The request: Repeat each entry word for word. Leave any images out of the copy.

Stored data:
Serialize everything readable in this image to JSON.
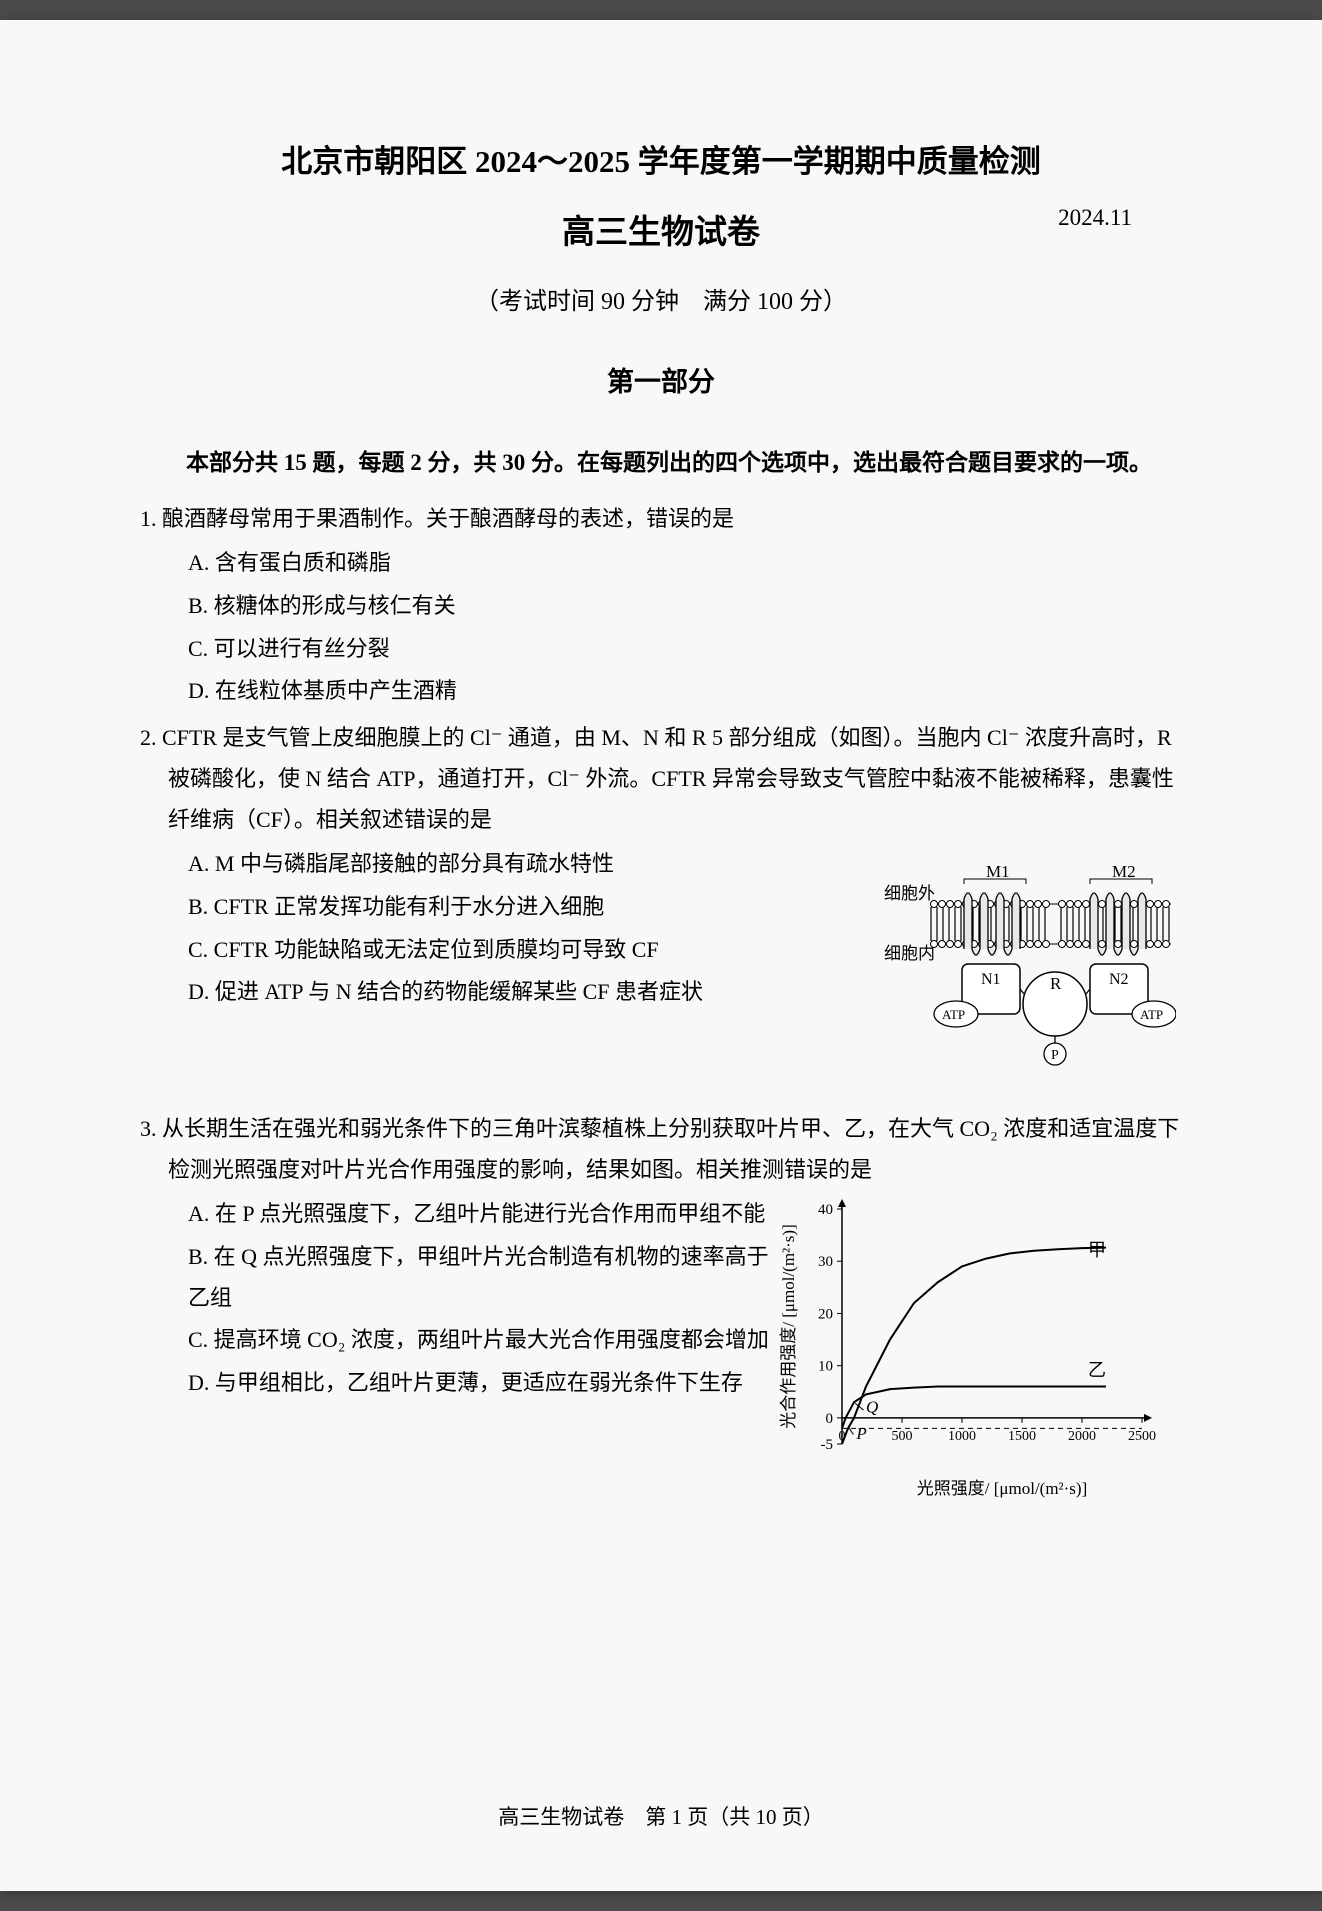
{
  "header": {
    "title": "北京市朝阳区 2024～2025 学年度第一学期期中质量检测",
    "subtitle": "高三生物试卷",
    "date": "2024.11",
    "exam_info": "（考试时间 90 分钟　满分 100 分）",
    "section": "第一部分"
  },
  "instructions": "本部分共 15 题，每题 2 分，共 30 分。在每题列出的四个选项中，选出最符合题目要求的一项。",
  "q1": {
    "num": "1.",
    "text": "酿酒酵母常用于果酒制作。关于酿酒酵母的表述，错误的是",
    "A": "A. 含有蛋白质和磷脂",
    "B": "B. 核糖体的形成与核仁有关",
    "C": "C. 可以进行有丝分裂",
    "D": "D. 在线粒体基质中产生酒精"
  },
  "q2": {
    "num": "2.",
    "text": "CFTR 是支气管上皮细胞膜上的 Cl⁻ 通道，由 M、N 和 R 5 部分组成（如图）。当胞内 Cl⁻ 浓度升高时，R 被磷酸化，使 N 结合 ATP，通道打开，Cl⁻ 外流。CFTR 异常会导致支气管腔中黏液不能被稀释，患囊性纤维病（CF）。相关叙述错误的是",
    "A": "A. M 中与磷脂尾部接触的部分具有疏水特性",
    "B": "B. CFTR 正常发挥功能有利于水分进入细胞",
    "C": "C. CFTR 功能缺陷或无法定位到质膜均可导致 CF",
    "D": "D. 促进 ATP 与 N 结合的药物能缓解某些 CF 患者症状",
    "diagram": {
      "label_out": "细胞外",
      "label_in": "细胞内",
      "M1": "M1",
      "M2": "M2",
      "N1": "N1",
      "N2": "N2",
      "R": "R",
      "ATP": "ATP",
      "P": "P",
      "membrane_color": "#000000",
      "box_color": "#ffffff"
    }
  },
  "q3": {
    "num": "3.",
    "intro": "从长期生活在强光和弱光条件下的三角叶滨藜植株上分别获取叶片甲、乙，在大气 CO₂ 浓度和适宜温度下检测光照强度对叶片光合作用强度的影响，结果如图。相关推测错误的是",
    "A": "A. 在 P 点光照强度下，乙组叶片能进行光合作用而甲组不能",
    "B": "B. 在 Q 点光照强度下，甲组叶片光合制造有机物的速率高于乙组",
    "C": "C. 提高环境 CO₂ 浓度，两组叶片最大光合作用强度都会增加",
    "D": "D. 与甲组相比，乙组叶片更薄，更适应在弱光条件下生存",
    "chart": {
      "type": "line",
      "xlabel": "光照强度/ [μmol/(m²·s)]",
      "ylabel": "光合作用强度/ [μmol/(m²·s)]",
      "xlim": [
        0,
        2500
      ],
      "ylim": [
        -5,
        40
      ],
      "xticks": [
        0,
        500,
        1000,
        1500,
        2000,
        2500
      ],
      "yticks": [
        -5,
        0,
        10,
        20,
        30,
        40
      ],
      "series_jia": {
        "label": "甲",
        "color": "#000000",
        "points": [
          [
            0,
            -5
          ],
          [
            50,
            -2
          ],
          [
            100,
            0
          ],
          [
            200,
            6
          ],
          [
            400,
            15
          ],
          [
            600,
            22
          ],
          [
            800,
            26
          ],
          [
            1000,
            29
          ],
          [
            1200,
            30.5
          ],
          [
            1400,
            31.5
          ],
          [
            1600,
            32
          ],
          [
            1800,
            32.3
          ],
          [
            2000,
            32.5
          ],
          [
            2200,
            32.6
          ]
        ]
      },
      "series_yi": {
        "label": "乙",
        "color": "#000000",
        "points": [
          [
            0,
            -2
          ],
          [
            30,
            0
          ],
          [
            100,
            3
          ],
          [
            200,
            4.5
          ],
          [
            400,
            5.5
          ],
          [
            600,
            5.8
          ],
          [
            800,
            6
          ],
          [
            1000,
            6
          ],
          [
            1500,
            6
          ],
          [
            2000,
            6
          ],
          [
            2200,
            6
          ]
        ]
      },
      "dashed_line_y": -2,
      "label_P": "P",
      "label_Q": "Q",
      "P_pos": [
        120,
        -4
      ],
      "Q_pos": [
        200,
        1
      ],
      "background_color": "#ffffff",
      "axis_color": "#000000",
      "line_width": 2,
      "label_fontsize": 18
    }
  },
  "footer": {
    "text": "高三生物试卷　第 1 页（共 10 页）"
  }
}
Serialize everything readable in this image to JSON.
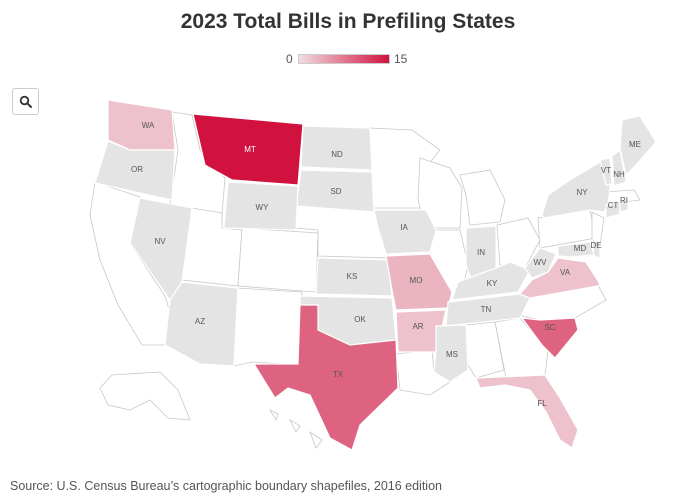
{
  "title": "2023 Total Bills in Prefiling States",
  "legend": {
    "min": "0",
    "max": "15",
    "min_value": 0,
    "max_value": 15,
    "color_low": "#f2dde2",
    "color_high": "#d1123f"
  },
  "no_data_color": "#e4e4e4",
  "outside_color": "#ffffff",
  "source": "Source: U.S. Census Bureau’s cartographic boundary shapefiles, 2016 edition",
  "search": {
    "icon": "search-icon"
  },
  "states": [
    {
      "abbr": "WA",
      "value": 2
    },
    {
      "abbr": "MT",
      "value": 15
    },
    {
      "abbr": "TX",
      "value": 9
    },
    {
      "abbr": "SC",
      "value": 9
    },
    {
      "abbr": "MO",
      "value": 3
    },
    {
      "abbr": "AR",
      "value": 2
    },
    {
      "abbr": "VA",
      "value": 2
    },
    {
      "abbr": "FL",
      "value": 2
    },
    {
      "abbr": "OR",
      "value": 0
    },
    {
      "abbr": "ND",
      "value": 0
    },
    {
      "abbr": "SD",
      "value": 0
    },
    {
      "abbr": "WY",
      "value": 0
    },
    {
      "abbr": "NV",
      "value": 0
    },
    {
      "abbr": "AZ",
      "value": 0
    },
    {
      "abbr": "OK",
      "value": 0
    },
    {
      "abbr": "KS",
      "value": 0
    },
    {
      "abbr": "IA",
      "value": 0
    },
    {
      "abbr": "IN",
      "value": 0
    },
    {
      "abbr": "KY",
      "value": 0
    },
    {
      "abbr": "TN",
      "value": 0
    },
    {
      "abbr": "MS",
      "value": 0
    },
    {
      "abbr": "WV",
      "value": 0
    },
    {
      "abbr": "MD",
      "value": 0
    },
    {
      "abbr": "DE",
      "value": 0
    },
    {
      "abbr": "NY",
      "value": 0
    },
    {
      "abbr": "VT",
      "value": 0
    },
    {
      "abbr": "NH",
      "value": 0
    },
    {
      "abbr": "ME",
      "value": 0
    },
    {
      "abbr": "CT",
      "value": 0
    },
    {
      "abbr": "RI",
      "value": 0
    }
  ],
  "outside_states": [
    "CA",
    "ID",
    "UT",
    "CO",
    "NM",
    "NE",
    "MN",
    "WI",
    "IL",
    "MI",
    "OH",
    "LA",
    "AL",
    "GA",
    "NC",
    "PA",
    "NJ",
    "MA",
    "AK",
    "HI"
  ]
}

Task response:
Serialize everything readable in this image to JSON.
{
  "header": {
    "title": "北京市朝阳区 2024～2025 学年度第一学期期中质量检测",
    "subtitle": "高三生物试卷",
    "date": "2024.11",
    "exam_info": "（考试时间 90 分钟　满分 100 分）",
    "section": "第一部分"
  },
  "instructions": "本部分共 15 题，每题 2 分，共 30 分。在每题列出的四个选项中，选出最符合题目要求的一项。",
  "q1": {
    "num": "1.",
    "text": "酿酒酵母常用于果酒制作。关于酿酒酵母的表述，错误的是",
    "A": "A. 含有蛋白质和磷脂",
    "B": "B. 核糖体的形成与核仁有关",
    "C": "C. 可以进行有丝分裂",
    "D": "D. 在线粒体基质中产生酒精"
  },
  "q2": {
    "num": "2.",
    "text": "CFTR 是支气管上皮细胞膜上的 Cl⁻ 通道，由 M、N 和 R 5 部分组成（如图）。当胞内 Cl⁻ 浓度升高时，R 被磷酸化，使 N 结合 ATP，通道打开，Cl⁻ 外流。CFTR 异常会导致支气管腔中黏液不能被稀释，患囊性纤维病（CF）。相关叙述错误的是",
    "A": "A. M 中与磷脂尾部接触的部分具有疏水特性",
    "B": "B. CFTR 正常发挥功能有利于水分进入细胞",
    "C": "C. CFTR 功能缺陷或无法定位到质膜均可导致 CF",
    "D": "D. 促进 ATP 与 N 结合的药物能缓解某些 CF 患者症状",
    "diagram": {
      "label_out": "细胞外",
      "label_in": "细胞内",
      "M1": "M1",
      "M2": "M2",
      "N1": "N1",
      "N2": "N2",
      "R": "R",
      "ATP": "ATP",
      "P": "P",
      "membrane_color": "#000000",
      "box_color": "#ffffff"
    }
  },
  "q3": {
    "num": "3.",
    "intro": "从长期生活在强光和弱光条件下的三角叶滨藜植株上分别获取叶片甲、乙，在大气 CO₂ 浓度和适宜温度下检测光照强度对叶片光合作用强度的影响，结果如图。相关推测错误的是",
    "A": "A. 在 P 点光照强度下，乙组叶片能进行光合作用而甲组不能",
    "B": "B. 在 Q 点光照强度下，甲组叶片光合制造有机物的速率高于乙组",
    "C": "C. 提高环境 CO₂ 浓度，两组叶片最大光合作用强度都会增加",
    "D": "D. 与甲组相比，乙组叶片更薄，更适应在弱光条件下生存",
    "chart": {
      "type": "line",
      "xlabel": "光照强度/ [μmol/(m²·s)]",
      "ylabel": "光合作用强度/ [μmol/(m²·s)]",
      "xlim": [
        0,
        2500
      ],
      "ylim": [
        -5,
        40
      ],
      "xticks": [
        0,
        500,
        1000,
        1500,
        2000,
        2500
      ],
      "yticks": [
        -5,
        0,
        10,
        20,
        30,
        40
      ],
      "series_jia": {
        "label": "甲",
        "color": "#000000",
        "points": [
          [
            0,
            -5
          ],
          [
            50,
            -2
          ],
          [
            100,
            0
          ],
          [
            200,
            6
          ],
          [
            400,
            15
          ],
          [
            600,
            22
          ],
          [
            800,
            26
          ],
          [
            1000,
            29
          ],
          [
            1200,
            30.5
          ],
          [
            1400,
            31.5
          ],
          [
            1600,
            32
          ],
          [
            1800,
            32.3
          ],
          [
            2000,
            32.5
          ],
          [
            2200,
            32.6
          ]
        ]
      },
      "series_yi": {
        "label": "乙",
        "color": "#000000",
        "points": [
          [
            0,
            -2
          ],
          [
            30,
            0
          ],
          [
            100,
            3
          ],
          [
            200,
            4.5
          ],
          [
            400,
            5.5
          ],
          [
            600,
            5.8
          ],
          [
            800,
            6
          ],
          [
            1000,
            6
          ],
          [
            1500,
            6
          ],
          [
            2000,
            6
          ],
          [
            2200,
            6
          ]
        ]
      },
      "dashed_line_y": -2,
      "label_P": "P",
      "label_Q": "Q",
      "P_pos": [
        120,
        -4
      ],
      "Q_pos": [
        200,
        1
      ],
      "background_color": "#ffffff",
      "axis_color": "#000000",
      "line_width": 2,
      "label_fontsize": 18
    }
  },
  "footer": {
    "text": "高三生物试卷　第 1 页（共 10 页）"
  }
}
Serialize everything readable in this image to JSON.
{
  "title": "2023 Total Bills in Prefiling States",
  "legend": {
    "min": "0",
    "max": "15",
    "min_value": 0,
    "max_value": 15,
    "color_low": "#f2dde2",
    "color_high": "#d1123f"
  },
  "no_data_color": "#e4e4e4",
  "outside_color": "#ffffff",
  "source": "Source: U.S. Census Bureau’s cartographic boundary shapefiles, 2016 edition",
  "search": {
    "icon": "search-icon"
  },
  "states": [
    {
      "abbr": "WA",
      "value": 2
    },
    {
      "abbr": "MT",
      "value": 15
    },
    {
      "abbr": "TX",
      "value": 9
    },
    {
      "abbr": "SC",
      "value": 9
    },
    {
      "abbr": "MO",
      "value": 3
    },
    {
      "abbr": "AR",
      "value": 2
    },
    {
      "abbr": "VA",
      "value": 2
    },
    {
      "abbr": "FL",
      "value": 2
    },
    {
      "abbr": "OR",
      "value": 0
    },
    {
      "abbr": "ND",
      "value": 0
    },
    {
      "abbr": "SD",
      "value": 0
    },
    {
      "abbr": "WY",
      "value": 0
    },
    {
      "abbr": "NV",
      "value": 0
    },
    {
      "abbr": "AZ",
      "value": 0
    },
    {
      "abbr": "OK",
      "value": 0
    },
    {
      "abbr": "KS",
      "value": 0
    },
    {
      "abbr": "IA",
      "value": 0
    },
    {
      "abbr": "IN",
      "value": 0
    },
    {
      "abbr": "KY",
      "value": 0
    },
    {
      "abbr": "TN",
      "value": 0
    },
    {
      "abbr": "MS",
      "value": 0
    },
    {
      "abbr": "WV",
      "value": 0
    },
    {
      "abbr": "MD",
      "value": 0
    },
    {
      "abbr": "DE",
      "value": 0
    },
    {
      "abbr": "NY",
      "value": 0
    },
    {
      "abbr": "VT",
      "value": 0
    },
    {
      "abbr": "NH",
      "value": 0
    },
    {
      "abbr": "ME",
      "value": 0
    },
    {
      "abbr": "CT",
      "value": 0
    },
    {
      "abbr": "RI",
      "value": 0
    }
  ],
  "outside_states": [
    "CA",
    "ID",
    "UT",
    "CO",
    "NM",
    "NE",
    "MN",
    "WI",
    "IL",
    "MI",
    "OH",
    "LA",
    "AL",
    "GA",
    "NC",
    "PA",
    "NJ",
    "MA",
    "AK",
    "HI"
  ]
}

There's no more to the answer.